* **SET TASK**:
Copy every entry precisely.

* **RECORDS SHOWN**:
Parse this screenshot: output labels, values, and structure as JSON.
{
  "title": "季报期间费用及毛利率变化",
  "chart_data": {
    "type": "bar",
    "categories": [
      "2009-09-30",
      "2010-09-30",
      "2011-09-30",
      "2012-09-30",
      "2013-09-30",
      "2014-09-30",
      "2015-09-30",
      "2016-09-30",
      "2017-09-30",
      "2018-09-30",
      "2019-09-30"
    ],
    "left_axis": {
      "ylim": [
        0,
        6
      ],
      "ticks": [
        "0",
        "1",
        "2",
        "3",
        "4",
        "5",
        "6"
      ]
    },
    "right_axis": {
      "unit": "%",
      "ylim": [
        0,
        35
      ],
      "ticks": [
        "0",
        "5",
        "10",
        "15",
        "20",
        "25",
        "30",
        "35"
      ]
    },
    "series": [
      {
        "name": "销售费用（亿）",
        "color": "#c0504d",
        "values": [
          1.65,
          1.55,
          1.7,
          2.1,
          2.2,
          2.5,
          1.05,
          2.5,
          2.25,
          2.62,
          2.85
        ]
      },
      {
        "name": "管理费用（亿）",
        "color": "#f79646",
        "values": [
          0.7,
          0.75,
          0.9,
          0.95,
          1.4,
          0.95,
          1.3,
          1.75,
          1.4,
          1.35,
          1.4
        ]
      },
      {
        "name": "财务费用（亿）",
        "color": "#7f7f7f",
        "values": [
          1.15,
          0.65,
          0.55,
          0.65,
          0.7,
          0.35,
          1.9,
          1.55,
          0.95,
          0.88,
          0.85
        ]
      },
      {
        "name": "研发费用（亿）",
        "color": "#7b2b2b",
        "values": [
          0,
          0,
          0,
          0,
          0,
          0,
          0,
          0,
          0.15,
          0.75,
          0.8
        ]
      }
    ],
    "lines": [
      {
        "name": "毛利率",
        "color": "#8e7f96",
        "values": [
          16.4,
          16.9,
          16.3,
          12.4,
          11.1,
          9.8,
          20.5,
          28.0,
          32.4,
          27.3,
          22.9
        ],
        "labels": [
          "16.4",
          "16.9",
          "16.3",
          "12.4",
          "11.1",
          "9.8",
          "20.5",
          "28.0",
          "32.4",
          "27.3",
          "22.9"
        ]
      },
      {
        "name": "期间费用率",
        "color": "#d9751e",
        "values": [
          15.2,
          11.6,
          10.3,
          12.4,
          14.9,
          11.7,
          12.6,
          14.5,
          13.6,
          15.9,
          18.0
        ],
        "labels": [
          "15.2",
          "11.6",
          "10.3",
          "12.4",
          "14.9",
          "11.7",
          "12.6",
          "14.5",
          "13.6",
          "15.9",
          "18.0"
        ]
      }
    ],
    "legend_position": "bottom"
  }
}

* **PROBLEM SOLUTION**:
Parse this screenshot: output labels, values, and structure as JSON.
{
  "title": "季报期间费用及毛利率变化",
  "chart_data": {
    "type": "bar",
    "categories": [
      "2009-09-30",
      "2010-09-30",
      "2011-09-30",
      "2012-09-30",
      "2013-09-30",
      "2014-09-30",
      "2015-09-30",
      "2016-09-30",
      "2017-09-30",
      "2018-09-30",
      "2019-09-30"
    ],
    "left_axis": {
      "ylim": [
        0,
        6
      ],
      "ticks": [
        "0",
        "1",
        "2",
        "3",
        "4",
        "5",
        "6"
      ]
    },
    "right_axis": {
      "unit": "%",
      "ylim": [
        0,
        35
      ],
      "ticks": [
        "0",
        "5",
        "10",
        "15",
        "20",
        "25",
        "30",
        "35"
      ]
    },
    "series": [
      {
        "name": "销售费用（亿）",
        "color": "#c0504d",
        "values": [
          1.65,
          1.55,
          1.7,
          2.1,
          2.2,
          2.5,
          1.05,
          2.5,
          2.25,
          2.62,
          2.85
        ]
      },
      {
        "name": "管理费用（亿）",
        "color": "#f79646",
        "values": [
          0.7,
          0.75,
          0.9,
          0.95,
          1.4,
          0.95,
          1.3,
          1.75,
          1.4,
          1.35,
          1.4
        ]
      },
      {
        "name": "财务费用（亿）",
        "color": "#7f7f7f",
        "values": [
          1.15,
          0.65,
          0.55,
          0.65,
          0.7,
          0.35,
          1.9,
          1.55,
          0.95,
          0.88,
          0.85
        ]
      },
      {
        "name": "研发费用（亿）",
        "color": "#7b2b2b",
        "values": [
          0,
          0,
          0,
          0,
          0,
          0,
          0,
          0,
          0.15,
          0.75,
          0.8
        ]
      }
    ],
    "lines": [
      {
        "name": "毛利率",
        "color": "#8e7f96",
        "values": [
          16.4,
          16.9,
          16.3,
          12.4,
          11.1,
          9.8,
          20.5,
          28.0,
          32.4,
          27.3,
          22.9
        ],
        "labels": [
          "16.4",
          "16.9",
          "16.3",
          "12.4",
          "11.1",
          "9.8",
          "20.5",
          "28.0",
          "32.4",
          "27.3",
          "22.9"
        ]
      },
      {
        "name": "期间费用率",
        "color": "#d9751e",
        "values": [
          15.2,
          11.6,
          10.3,
          12.4,
          14.9,
          11.7,
          12.6,
          14.5,
          13.6,
          15.9,
          18.0
        ],
        "labels": [
          "15.2",
          "11.6",
          "10.3",
          "12.4",
          "14.9",
          "11.7",
          "12.6",
          "14.5",
          "13.6",
          "15.9",
          "18.0"
        ]
      }
    ],
    "legend_position": "bottom"
  }
}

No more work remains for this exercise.